Task to complete:
Give the total number of lines with the word "Checklists" in them, and no other words.

Provided records:
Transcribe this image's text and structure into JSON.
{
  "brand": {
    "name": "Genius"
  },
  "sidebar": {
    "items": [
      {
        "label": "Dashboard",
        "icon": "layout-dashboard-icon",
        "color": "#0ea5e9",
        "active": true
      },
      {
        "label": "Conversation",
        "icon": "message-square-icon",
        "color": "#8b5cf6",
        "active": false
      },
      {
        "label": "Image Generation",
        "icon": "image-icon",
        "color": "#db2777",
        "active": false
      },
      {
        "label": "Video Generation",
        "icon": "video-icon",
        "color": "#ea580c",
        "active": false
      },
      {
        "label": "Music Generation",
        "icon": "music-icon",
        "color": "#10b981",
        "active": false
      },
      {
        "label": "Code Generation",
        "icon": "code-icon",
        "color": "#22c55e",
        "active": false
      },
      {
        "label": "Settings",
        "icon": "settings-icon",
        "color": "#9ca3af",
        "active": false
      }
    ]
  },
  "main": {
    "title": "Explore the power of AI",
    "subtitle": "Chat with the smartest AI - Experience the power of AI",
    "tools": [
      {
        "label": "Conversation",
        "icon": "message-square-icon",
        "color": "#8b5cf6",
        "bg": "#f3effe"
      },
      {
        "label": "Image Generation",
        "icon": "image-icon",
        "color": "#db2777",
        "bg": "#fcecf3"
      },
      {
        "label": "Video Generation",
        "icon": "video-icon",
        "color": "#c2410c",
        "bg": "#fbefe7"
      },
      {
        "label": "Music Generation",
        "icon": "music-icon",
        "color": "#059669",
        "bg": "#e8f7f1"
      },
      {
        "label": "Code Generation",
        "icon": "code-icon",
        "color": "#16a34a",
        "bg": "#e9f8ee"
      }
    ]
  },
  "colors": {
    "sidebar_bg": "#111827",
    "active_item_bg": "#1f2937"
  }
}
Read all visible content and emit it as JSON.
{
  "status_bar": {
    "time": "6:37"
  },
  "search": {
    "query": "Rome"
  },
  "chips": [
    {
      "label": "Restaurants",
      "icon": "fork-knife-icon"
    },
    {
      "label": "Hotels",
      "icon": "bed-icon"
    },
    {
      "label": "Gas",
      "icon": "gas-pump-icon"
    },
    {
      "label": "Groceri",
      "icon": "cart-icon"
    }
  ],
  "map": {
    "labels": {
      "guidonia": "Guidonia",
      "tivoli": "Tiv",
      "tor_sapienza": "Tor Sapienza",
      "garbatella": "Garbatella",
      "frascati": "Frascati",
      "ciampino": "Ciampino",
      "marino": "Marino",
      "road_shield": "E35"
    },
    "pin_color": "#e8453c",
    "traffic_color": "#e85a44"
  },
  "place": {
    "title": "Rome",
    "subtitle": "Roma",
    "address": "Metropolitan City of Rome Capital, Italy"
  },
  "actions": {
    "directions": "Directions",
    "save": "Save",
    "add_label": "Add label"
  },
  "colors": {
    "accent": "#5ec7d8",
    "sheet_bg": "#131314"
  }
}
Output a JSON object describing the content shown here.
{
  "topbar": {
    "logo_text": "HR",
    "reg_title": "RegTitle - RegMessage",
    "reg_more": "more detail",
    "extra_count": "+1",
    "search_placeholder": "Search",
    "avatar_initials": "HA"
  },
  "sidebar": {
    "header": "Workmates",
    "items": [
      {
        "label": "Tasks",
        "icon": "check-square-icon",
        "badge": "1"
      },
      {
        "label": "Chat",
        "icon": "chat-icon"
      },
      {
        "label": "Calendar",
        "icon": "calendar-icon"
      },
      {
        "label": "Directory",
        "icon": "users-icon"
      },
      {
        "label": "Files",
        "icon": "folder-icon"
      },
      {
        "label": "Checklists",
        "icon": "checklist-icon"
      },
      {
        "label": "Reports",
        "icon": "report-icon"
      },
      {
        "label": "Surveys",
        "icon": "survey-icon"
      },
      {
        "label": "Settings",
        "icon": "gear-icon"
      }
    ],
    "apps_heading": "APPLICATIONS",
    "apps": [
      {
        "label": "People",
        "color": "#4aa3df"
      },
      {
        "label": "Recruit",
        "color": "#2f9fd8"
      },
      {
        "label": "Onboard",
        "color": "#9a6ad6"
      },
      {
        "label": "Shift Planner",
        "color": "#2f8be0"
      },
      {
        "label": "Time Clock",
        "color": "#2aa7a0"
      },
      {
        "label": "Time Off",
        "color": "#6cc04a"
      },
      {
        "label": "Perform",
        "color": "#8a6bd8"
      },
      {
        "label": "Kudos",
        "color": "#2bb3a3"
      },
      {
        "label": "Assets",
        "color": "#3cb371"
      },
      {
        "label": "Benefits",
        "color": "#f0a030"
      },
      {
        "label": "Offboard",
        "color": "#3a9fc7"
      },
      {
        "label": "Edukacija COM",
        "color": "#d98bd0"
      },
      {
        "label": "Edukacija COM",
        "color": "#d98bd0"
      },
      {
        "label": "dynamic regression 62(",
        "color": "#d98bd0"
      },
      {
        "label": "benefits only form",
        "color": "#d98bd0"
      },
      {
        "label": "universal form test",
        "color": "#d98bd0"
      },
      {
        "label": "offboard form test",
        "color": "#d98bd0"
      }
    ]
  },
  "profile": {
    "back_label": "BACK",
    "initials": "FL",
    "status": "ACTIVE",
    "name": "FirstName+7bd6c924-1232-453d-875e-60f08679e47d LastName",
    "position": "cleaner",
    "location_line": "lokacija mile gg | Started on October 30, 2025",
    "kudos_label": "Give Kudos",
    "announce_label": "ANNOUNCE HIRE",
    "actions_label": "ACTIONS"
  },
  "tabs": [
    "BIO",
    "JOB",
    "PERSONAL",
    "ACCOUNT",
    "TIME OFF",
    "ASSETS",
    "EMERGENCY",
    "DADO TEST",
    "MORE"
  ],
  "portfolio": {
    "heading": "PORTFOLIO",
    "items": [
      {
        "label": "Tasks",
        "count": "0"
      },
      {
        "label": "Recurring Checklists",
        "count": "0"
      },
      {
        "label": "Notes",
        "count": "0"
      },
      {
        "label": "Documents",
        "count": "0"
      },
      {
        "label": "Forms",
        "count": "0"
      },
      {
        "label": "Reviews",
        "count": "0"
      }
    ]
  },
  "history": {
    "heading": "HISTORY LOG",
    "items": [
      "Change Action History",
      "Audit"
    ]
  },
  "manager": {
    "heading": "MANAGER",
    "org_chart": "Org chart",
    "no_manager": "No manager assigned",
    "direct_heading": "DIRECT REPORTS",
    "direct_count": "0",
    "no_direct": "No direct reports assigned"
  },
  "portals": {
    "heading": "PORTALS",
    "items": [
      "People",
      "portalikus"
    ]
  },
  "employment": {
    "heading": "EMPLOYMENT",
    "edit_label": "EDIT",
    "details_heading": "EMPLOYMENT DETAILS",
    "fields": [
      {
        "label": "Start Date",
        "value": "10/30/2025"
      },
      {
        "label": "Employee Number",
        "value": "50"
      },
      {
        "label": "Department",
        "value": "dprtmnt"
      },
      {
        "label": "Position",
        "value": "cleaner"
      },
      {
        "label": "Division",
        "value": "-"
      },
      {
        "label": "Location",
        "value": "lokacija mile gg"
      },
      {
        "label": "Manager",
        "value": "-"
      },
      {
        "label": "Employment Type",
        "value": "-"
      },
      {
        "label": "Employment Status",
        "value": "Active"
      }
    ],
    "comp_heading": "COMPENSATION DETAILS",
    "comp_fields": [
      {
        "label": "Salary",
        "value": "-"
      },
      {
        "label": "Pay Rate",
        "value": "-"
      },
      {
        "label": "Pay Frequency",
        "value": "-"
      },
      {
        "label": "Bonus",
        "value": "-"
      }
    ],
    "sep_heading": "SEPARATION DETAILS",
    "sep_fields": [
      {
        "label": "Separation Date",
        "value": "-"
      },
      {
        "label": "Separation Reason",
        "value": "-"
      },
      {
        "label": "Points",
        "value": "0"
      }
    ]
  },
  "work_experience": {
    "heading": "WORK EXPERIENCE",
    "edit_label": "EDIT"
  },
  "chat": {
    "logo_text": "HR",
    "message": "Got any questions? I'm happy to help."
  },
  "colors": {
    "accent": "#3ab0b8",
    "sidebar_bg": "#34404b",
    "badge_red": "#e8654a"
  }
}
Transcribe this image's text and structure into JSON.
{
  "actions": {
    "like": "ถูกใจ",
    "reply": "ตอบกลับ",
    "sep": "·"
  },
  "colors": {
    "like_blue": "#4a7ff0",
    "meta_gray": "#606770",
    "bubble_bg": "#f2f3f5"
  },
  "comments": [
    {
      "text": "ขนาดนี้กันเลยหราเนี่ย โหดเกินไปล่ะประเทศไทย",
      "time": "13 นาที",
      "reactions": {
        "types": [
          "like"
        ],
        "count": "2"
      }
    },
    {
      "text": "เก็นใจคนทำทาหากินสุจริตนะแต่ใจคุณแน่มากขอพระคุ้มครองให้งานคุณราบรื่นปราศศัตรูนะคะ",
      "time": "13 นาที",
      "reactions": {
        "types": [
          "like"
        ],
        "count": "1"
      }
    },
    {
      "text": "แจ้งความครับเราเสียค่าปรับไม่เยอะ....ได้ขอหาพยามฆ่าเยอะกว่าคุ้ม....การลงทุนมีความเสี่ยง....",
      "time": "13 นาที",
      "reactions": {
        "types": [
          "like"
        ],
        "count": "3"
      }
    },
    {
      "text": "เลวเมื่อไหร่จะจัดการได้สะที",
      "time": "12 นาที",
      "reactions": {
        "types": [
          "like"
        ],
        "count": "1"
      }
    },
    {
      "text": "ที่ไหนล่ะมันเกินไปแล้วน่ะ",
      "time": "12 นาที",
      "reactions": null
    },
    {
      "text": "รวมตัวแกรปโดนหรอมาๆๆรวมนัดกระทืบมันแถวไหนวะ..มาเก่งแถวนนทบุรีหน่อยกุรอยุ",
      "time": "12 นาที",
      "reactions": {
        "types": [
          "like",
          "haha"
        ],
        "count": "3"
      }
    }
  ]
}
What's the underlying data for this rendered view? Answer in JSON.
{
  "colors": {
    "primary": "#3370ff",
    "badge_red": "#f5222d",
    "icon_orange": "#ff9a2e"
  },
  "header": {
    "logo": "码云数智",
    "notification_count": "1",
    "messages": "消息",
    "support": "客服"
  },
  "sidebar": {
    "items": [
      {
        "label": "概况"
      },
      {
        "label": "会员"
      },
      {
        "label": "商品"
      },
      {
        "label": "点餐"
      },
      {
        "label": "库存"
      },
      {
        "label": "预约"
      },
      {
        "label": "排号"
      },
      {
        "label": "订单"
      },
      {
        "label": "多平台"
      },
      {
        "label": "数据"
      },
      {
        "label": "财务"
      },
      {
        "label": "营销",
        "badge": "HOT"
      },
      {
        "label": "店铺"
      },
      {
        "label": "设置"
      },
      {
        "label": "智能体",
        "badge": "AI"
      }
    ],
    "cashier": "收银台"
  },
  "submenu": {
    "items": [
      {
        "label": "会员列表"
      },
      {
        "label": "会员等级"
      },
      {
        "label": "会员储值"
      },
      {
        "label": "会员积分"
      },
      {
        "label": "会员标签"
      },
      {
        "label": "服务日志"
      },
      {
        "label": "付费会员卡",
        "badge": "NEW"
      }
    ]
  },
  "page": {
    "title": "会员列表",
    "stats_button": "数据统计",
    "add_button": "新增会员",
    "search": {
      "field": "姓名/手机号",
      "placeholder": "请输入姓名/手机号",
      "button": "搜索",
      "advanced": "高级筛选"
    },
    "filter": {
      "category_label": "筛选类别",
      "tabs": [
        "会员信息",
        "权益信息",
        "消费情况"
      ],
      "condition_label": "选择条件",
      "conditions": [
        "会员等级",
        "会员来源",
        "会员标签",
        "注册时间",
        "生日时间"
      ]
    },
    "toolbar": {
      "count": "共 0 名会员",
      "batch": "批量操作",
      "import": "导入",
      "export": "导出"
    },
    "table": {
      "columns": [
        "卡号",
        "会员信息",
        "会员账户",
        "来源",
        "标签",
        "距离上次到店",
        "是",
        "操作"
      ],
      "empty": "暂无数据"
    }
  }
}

Result:
2